Your task is to transcribe all of the data below exactly, omitting the images.

•••

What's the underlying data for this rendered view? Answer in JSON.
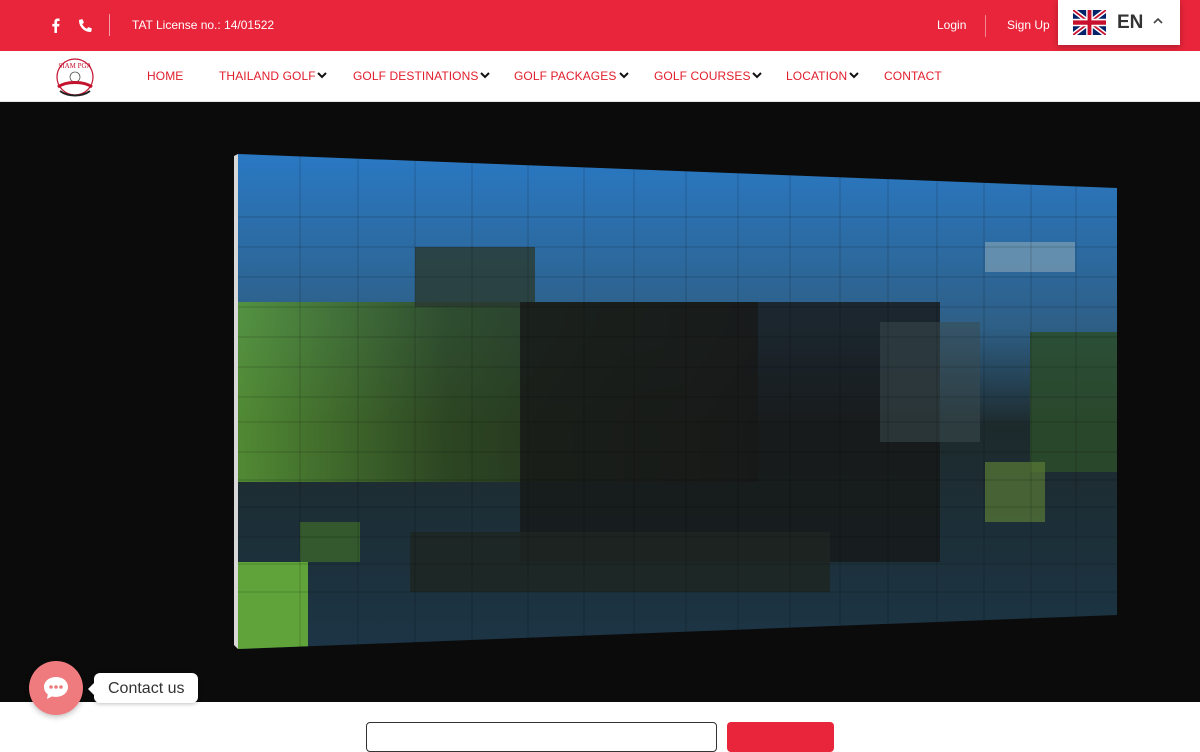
{
  "topbar": {
    "social": [
      {
        "name": "facebook-icon"
      },
      {
        "name": "phone-icon"
      }
    ],
    "license": "TAT License no.: 14/01522",
    "login": "Login",
    "signup": "Sign Up",
    "language": {
      "code": "EN",
      "flag": "uk-flag-icon"
    },
    "colors": {
      "bar": "#e8253a"
    }
  },
  "nav": {
    "items": [
      {
        "label": "HOME",
        "has_dropdown": false
      },
      {
        "label": "THAILAND GOLF",
        "has_dropdown": true
      },
      {
        "label": "GOLF DESTINATIONS",
        "has_dropdown": true
      },
      {
        "label": "GOLF PACKAGES",
        "has_dropdown": true
      },
      {
        "label": "GOLF COURSES",
        "has_dropdown": true
      },
      {
        "label": "LOCATION",
        "has_dropdown": true
      },
      {
        "label": "CONTACT",
        "has_dropdown": false
      }
    ],
    "accent": "#e11d2c"
  },
  "contact_widget": {
    "label": "Contact us",
    "color": "#f07b7e"
  }
}
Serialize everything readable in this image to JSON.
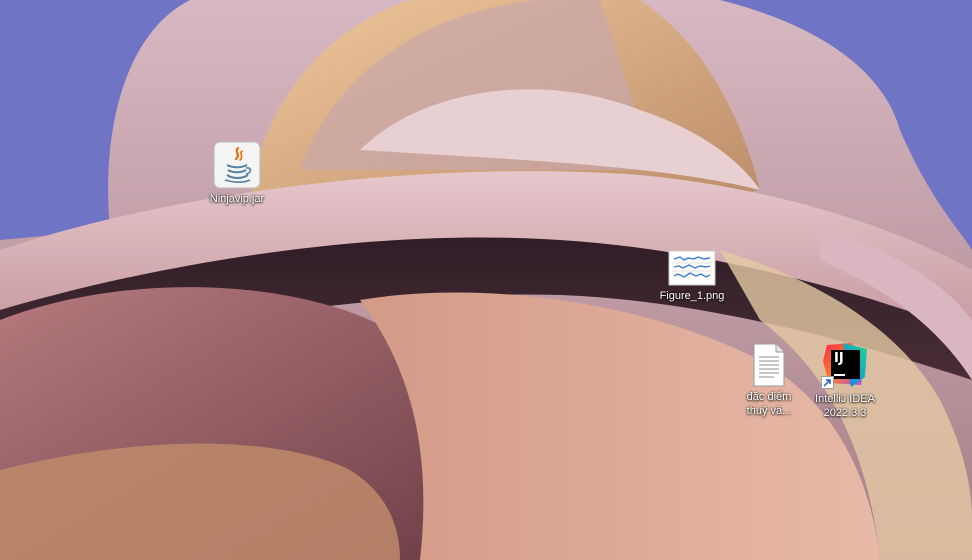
{
  "desktop": {
    "icons": [
      {
        "label": "Ninjavip.jar",
        "icon": "java-icon"
      },
      {
        "label": "Figure_1.png",
        "icon": "image-file-icon"
      },
      {
        "label_lines": [
          "đặc điểm",
          "thuỷ vă..."
        ],
        "icon": "text-document-icon"
      },
      {
        "label_lines": [
          "IntelliJ IDEA",
          "2022.3.3"
        ],
        "icon": "intellij-idea-icon",
        "badge": "IJ"
      }
    ]
  }
}
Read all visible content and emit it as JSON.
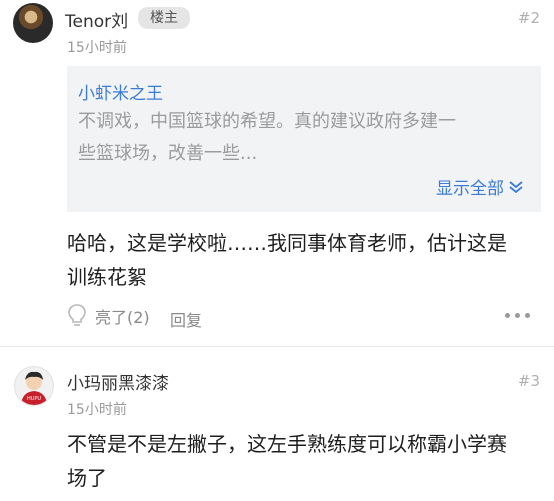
{
  "posts": [
    {
      "author": "Tenor刘",
      "badge": "楼主",
      "floor": "#2",
      "time": "15小时前",
      "quote": {
        "author": "小虾米之王",
        "line1": "不调戏，中国篮球的希望。真的建议政府多建一",
        "line2": "些篮球场，改善一些...",
        "show_all": "显示全部"
      },
      "content_line1": "哈哈，这是学校啦……我同事体育老师，估计这是",
      "content_line2": "训练花絮",
      "like_label": "亮了(2)",
      "reply_label": "回复"
    },
    {
      "author": "小玛丽黑漆漆",
      "floor": "#3",
      "time": "15小时前",
      "avatar_text": "HUPU",
      "content_line1": "不管是不是左撇子，这左手熟练度可以称霸小学赛",
      "content_line2": "场了"
    }
  ],
  "colors": {
    "link": "#3a7bd5",
    "quote_bg": "#f2f3f5",
    "muted": "#9a9a9a"
  }
}
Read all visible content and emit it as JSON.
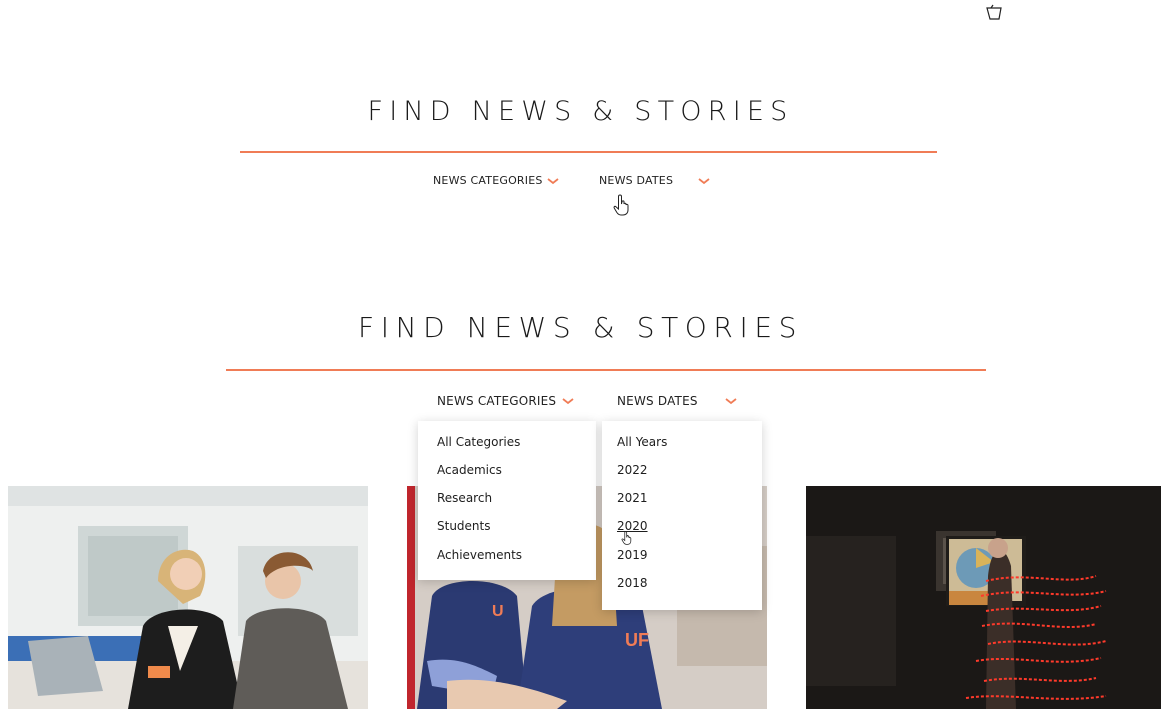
{
  "section_top": {
    "title": "FIND NEWS & STORIES",
    "filters": {
      "categories_label": "NEWS CATEGORIES",
      "dates_label": "NEWS DATES"
    }
  },
  "section_bottom": {
    "title": "FIND NEWS & STORIES",
    "filters": {
      "categories_label": "NEWS CATEGORIES",
      "dates_label": "NEWS DATES"
    },
    "categories_dropdown": {
      "items": [
        "All Categories",
        "Academics",
        "Research",
        "Students",
        "Achievements"
      ]
    },
    "dates_dropdown": {
      "items": [
        "All Years",
        "2022",
        "2021",
        "2020",
        "2019",
        "2018"
      ],
      "hovered": "2020"
    }
  },
  "photos": [
    {
      "icon": "photo-students-laptop"
    },
    {
      "icon": "photo-nursing-students"
    },
    {
      "icon": "photo-light-painting"
    }
  ],
  "icons": {
    "chevron": "chevron-down-icon",
    "cursor_top": "cursor-icon",
    "cursor_hand": "hand-cursor-icon"
  },
  "colors": {
    "accent": "#f07c56",
    "text": "#1e1e1e"
  }
}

•••

- **Full response**
What's the underlying data for this rendered view? Answer in JSON.
{
  "topbar": {
    "social": [
      {
        "name": "facebook-icon"
      },
      {
        "name": "phone-icon"
      }
    ],
    "license": "TAT License no.: 14/01522",
    "login": "Login",
    "signup": "Sign Up",
    "language": {
      "code": "EN",
      "flag": "uk-flag-icon"
    },
    "colors": {
      "bar": "#e8253a"
    }
  },
  "nav": {
    "items": [
      {
        "label": "HOME",
        "has_dropdown": false
      },
      {
        "label": "THAILAND GOLF",
        "has_dropdown": true
      },
      {
        "label": "GOLF DESTINATIONS",
        "has_dropdown": true
      },
      {
        "label": "GOLF PACKAGES",
        "has_dropdown": true
      },
      {
        "label": "GOLF COURSES",
        "has_dropdown": true
      },
      {
        "label": "LOCATION",
        "has_dropdown": true
      },
      {
        "label": "CONTACT",
        "has_dropdown": false
      }
    ],
    "accent": "#e11d2c"
  },
  "contact_widget": {
    "label": "Contact us",
    "color": "#f07b7e"
  }
}
Serialize everything readable in this image to JSON.
{
  "desktop": {
    "icons": [
      {
        "label": "Ninjavip.jar",
        "icon": "java-icon"
      },
      {
        "label": "Figure_1.png",
        "icon": "image-file-icon"
      },
      {
        "label_lines": [
          "đặc điểm",
          "thuỷ vă..."
        ],
        "icon": "text-document-icon"
      },
      {
        "label_lines": [
          "IntelliJ IDEA",
          "2022.3.3"
        ],
        "icon": "intellij-idea-icon",
        "badge": "IJ"
      }
    ]
  }
}
Read all visible content and emit it as JSON.
{
  "posts": [
    {
      "author": "Tenor刘",
      "badge": "楼主",
      "floor": "#2",
      "time": "15小时前",
      "quote": {
        "author": "小虾米之王",
        "line1": "不调戏，中国篮球的希望。真的建议政府多建一",
        "line2": "些篮球场，改善一些...",
        "show_all": "显示全部"
      },
      "content_line1": "哈哈，这是学校啦……我同事体育老师，估计这是",
      "content_line2": "训练花絮",
      "like_label": "亮了(2)",
      "reply_label": "回复"
    },
    {
      "author": "小玛丽黑漆漆",
      "floor": "#3",
      "time": "15小时前",
      "avatar_text": "HUPU",
      "content_line1": "不管是不是左撇子，这左手熟练度可以称霸小学赛",
      "content_line2": "场了"
    }
  ],
  "colors": {
    "link": "#3a7bd5",
    "quote_bg": "#f2f3f5",
    "muted": "#9a9a9a"
  }
}
Read all visible content and emit it as JSON.
{
  "section_top": {
    "title": "FIND NEWS & STORIES",
    "filters": {
      "categories_label": "NEWS CATEGORIES",
      "dates_label": "NEWS DATES"
    }
  },
  "section_bottom": {
    "title": "FIND NEWS & STORIES",
    "filters": {
      "categories_label": "NEWS CATEGORIES",
      "dates_label": "NEWS DATES"
    },
    "categories_dropdown": {
      "items": [
        "All Categories",
        "Academics",
        "Research",
        "Students",
        "Achievements"
      ]
    },
    "dates_dropdown": {
      "items": [
        "All Years",
        "2022",
        "2021",
        "2020",
        "2019",
        "2018"
      ],
      "hovered": "2020"
    }
  },
  "photos": [
    {
      "icon": "photo-students-laptop"
    },
    {
      "icon": "photo-nursing-students"
    },
    {
      "icon": "photo-light-painting"
    }
  ],
  "icons": {
    "chevron": "chevron-down-icon",
    "cursor_top": "cursor-icon",
    "cursor_hand": "hand-cursor-icon"
  },
  "colors": {
    "accent": "#f07c56",
    "text": "#1e1e1e"
  }
}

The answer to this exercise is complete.